• Exercise:
Find the string "Spring" in the entries and copy each line that has it.

• Materials provided:
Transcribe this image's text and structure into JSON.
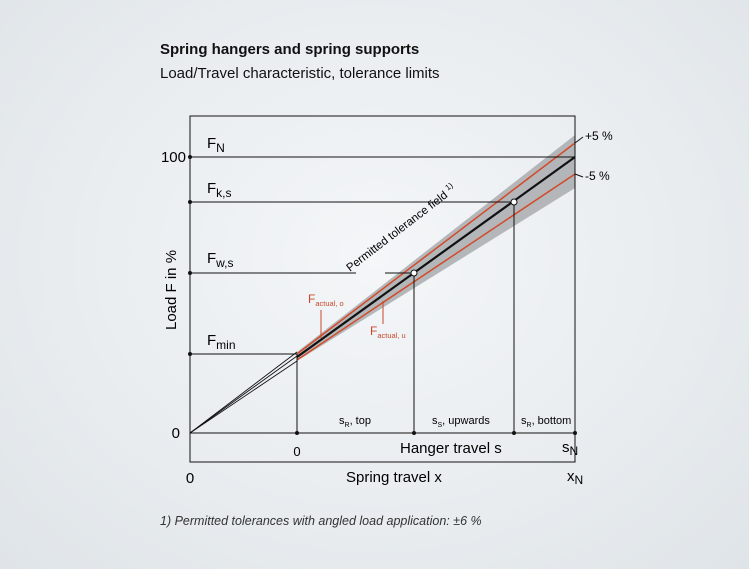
{
  "title": "Spring hangers and spring supports",
  "subtitle": "Load/Travel characteristic, tolerance limits",
  "footnote": "1) Permitted tolerances with angled load application: ±6 %",
  "y_axis": {
    "label": "Load F in %",
    "tick_100": "100",
    "tick_0": "0"
  },
  "x_axis": {
    "label": "Spring travel x",
    "tick_0": "0",
    "tick_end": "x",
    "tick_end_sub": "N"
  },
  "hanger_axis": {
    "label": "Hanger travel s",
    "tick_0": "0",
    "tick_end": "s",
    "tick_end_sub": "N"
  },
  "load_levels": {
    "fn": {
      "main": "F",
      "sub": "N"
    },
    "fks": {
      "main": "F",
      "sub": "k,s"
    },
    "fws": {
      "main": "F",
      "sub": "w,s"
    },
    "fmin": {
      "main": "F",
      "sub": "min"
    }
  },
  "tolerance": {
    "plus": "+5 %",
    "minus": "-5 %",
    "field_label": "Permitted tolerance field",
    "field_sup": "1)"
  },
  "actual": {
    "o": {
      "main": "F",
      "sub": "actual, o"
    },
    "u": {
      "main": "F",
      "sub": "actual, u"
    }
  },
  "travel_segments": {
    "top": {
      "main": "s",
      "sub": "R",
      "rest": ", top"
    },
    "upwards": {
      "main": "s",
      "sub": "S",
      "rest": ", upwards"
    },
    "bottom": {
      "main": "s",
      "sub": "R",
      "rest": ", bottom"
    }
  },
  "colors": {
    "tolerance_band": "#a9acae",
    "limit_line": "#d24a2a",
    "actual_label": "#c8482a",
    "axis": "#111111"
  }
}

• Output for this exercise:
  "title": "Spring hangers and spring supports",
    "label": "Spring travel x",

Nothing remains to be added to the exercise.